WHAT TO DO –
Pull each line holding the word "tunnuksesi" from the data.

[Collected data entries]
_ _ _

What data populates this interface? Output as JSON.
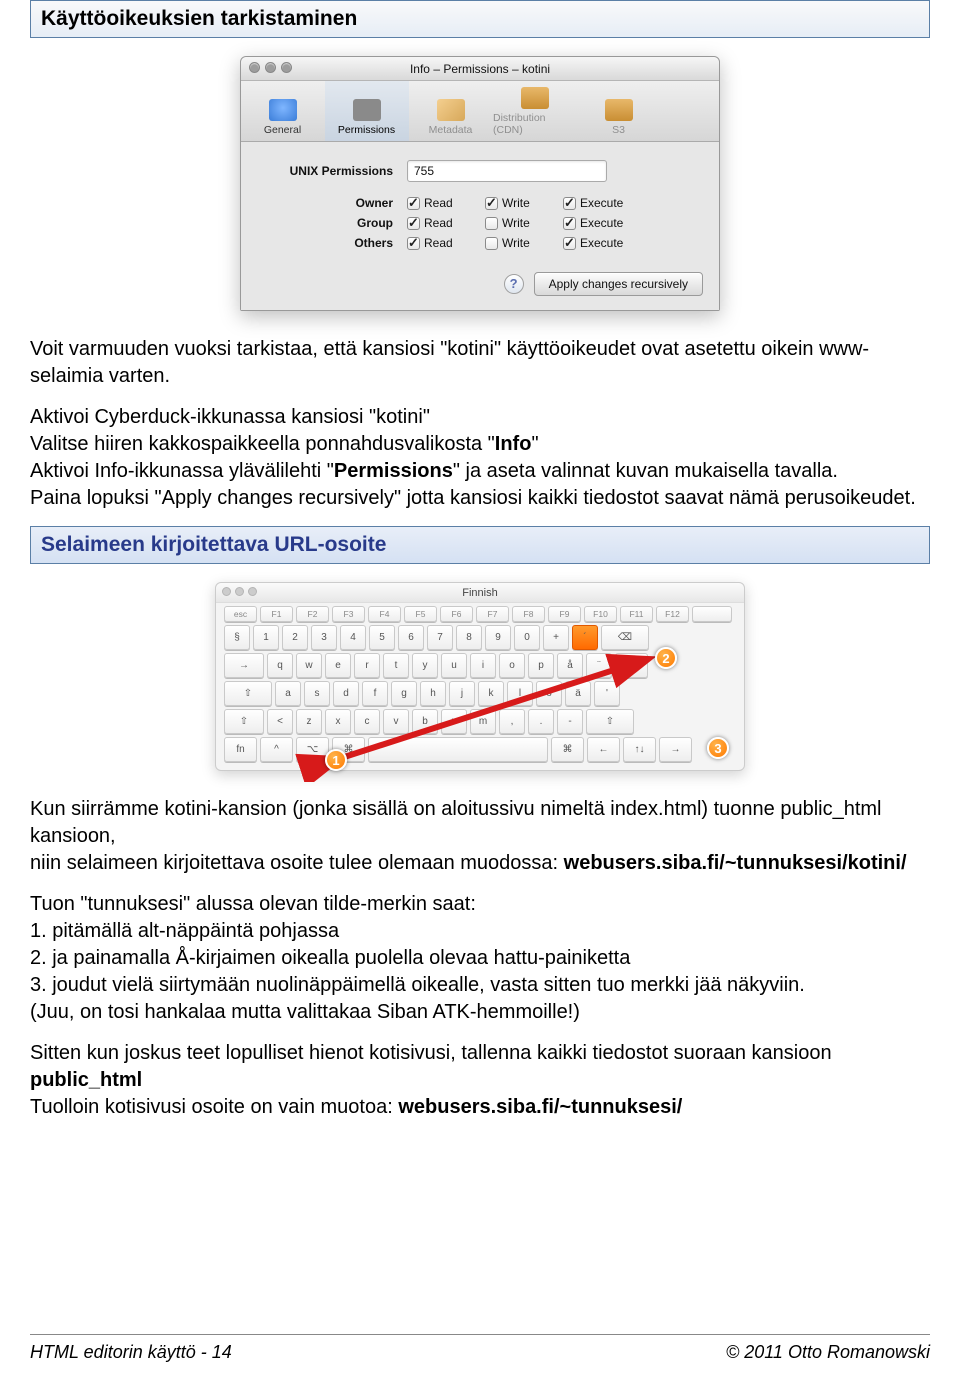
{
  "sections": {
    "permissions_check": "Käyttöoikeuksien tarkistaminen",
    "url_section": "Selaimeen kirjoitettava URL-osoite"
  },
  "mac_dialog": {
    "title": "Info – Permissions – kotini",
    "tabs": {
      "general": "General",
      "permissions": "Permissions",
      "metadata": "Metadata",
      "distribution": "Distribution (CDN)",
      "s3": "S3"
    },
    "unix_perms_label": "UNIX Permissions",
    "unix_perms_value": "755",
    "rows": {
      "owner": "Owner",
      "group": "Group",
      "others": "Others"
    },
    "cols": {
      "read": "Read",
      "write": "Write",
      "execute": "Execute"
    },
    "checks": {
      "owner": {
        "read": true,
        "write": true,
        "execute": true
      },
      "group": {
        "read": true,
        "write": false,
        "execute": true
      },
      "others": {
        "read": true,
        "write": false,
        "execute": true
      }
    },
    "help": "?",
    "apply": "Apply changes recursively"
  },
  "para_after_dialog": {
    "p1": "Voit varmuuden vuoksi tarkistaa, että kansiosi \"kotini\" käyttöoikeudet ovat asetettu oikein www-selaimia varten.",
    "p2a": "Aktivoi Cyberduck-ikkunassa kansiosi \"kotini\"",
    "p2b": "Valitse hiiren kakkospaikkeella ponnahdusvalikosta \"",
    "p2b_bold": "Info",
    "p2b_end": "\"",
    "p2c": "Aktivoi Info-ikkunassa ylävälilehti \"",
    "p2c_bold": "Permissions",
    "p2c_end": "\" ja aseta valinnat kuvan mukaisella tavalla.",
    "p2d": "Paina lopuksi \"Apply changes recursively\" jotta kansiosi kaikki tiedostot saavat nämä perusoikeudet."
  },
  "keyboard": {
    "title": "Finnish",
    "fn_row": [
      "esc",
      "F1",
      "F2",
      "F3",
      "F4",
      "F5",
      "F6",
      "F7",
      "F8",
      "F9",
      "F10",
      "F11",
      "F12",
      ""
    ],
    "row1": [
      "§",
      "1",
      "2",
      "3",
      "4",
      "5",
      "6",
      "7",
      "8",
      "9",
      "0",
      "+",
      "´",
      "⌫"
    ],
    "row2": [
      "→",
      "q",
      "w",
      "e",
      "r",
      "t",
      "y",
      "u",
      "i",
      "o",
      "p",
      "å",
      "¨",
      "↵"
    ],
    "row3": [
      "⇧",
      "a",
      "s",
      "d",
      "f",
      "g",
      "h",
      "j",
      "k",
      "l",
      "ö",
      "ä",
      "'"
    ],
    "row4": [
      "⇧",
      "<",
      "z",
      "x",
      "c",
      "v",
      "b",
      "n",
      "m",
      ",",
      ".",
      "-",
      "⇧"
    ],
    "row5": [
      "fn",
      "^",
      "⌥",
      "⌘",
      "",
      "⌘",
      "←",
      "↑↓",
      "→"
    ],
    "markers": {
      "m1": "1",
      "m2": "2",
      "m3": "3"
    }
  },
  "para_after_kbd": {
    "p1a": "Kun siirrämme kotini-kansion (jonka sisällä on aloitussivu nimeltä index.html) tuonne public_html kansioon,",
    "p1b": "niin selaimeen kirjoitettava osoite tulee olemaan muodossa: ",
    "p1b_bold": "webusers.siba.fi/~tunnuksesi/kotini/",
    "p2": "Tuon \"tunnuksesi\" alussa olevan tilde-merkin saat:",
    "li1": "1. pitämällä alt-näppäintä pohjassa",
    "li2": "2. ja painamalla Å-kirjaimen oikealla puolella olevaa hattu-painiketta",
    "li3": "3. joudut vielä siirtymään nuolinäppäimellä oikealle, vasta sitten tuo merkki jää näkyviin.",
    "note": "(Juu, on tosi hankalaa mutta valittakaa Siban ATK-hemmoille!)",
    "p3a": "Sitten kun joskus teet lopulliset hienot kotisivusi, tallenna kaikki tiedostot suoraan kansioon ",
    "p3a_bold": "public_html",
    "p3b": "Tuolloin kotisivusi osoite on vain muotoa: ",
    "p3b_bold": "webusers.siba.fi/~tunnuksesi/"
  },
  "footer": {
    "left": "HTML editorin käyttö - 14",
    "right": "© 2011 Otto Romanowski"
  }
}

_ _ _

SOLUTION TO THIS TASK –
    "p1b_bold": "webusers.siba.fi/~tunnuksesi/kotini/",
    "p2": "Tuon \"tunnuksesi\" alussa olevan tilde-merkin saat:",
    "p3b_bold": "webusers.siba.fi/~tunnuksesi/"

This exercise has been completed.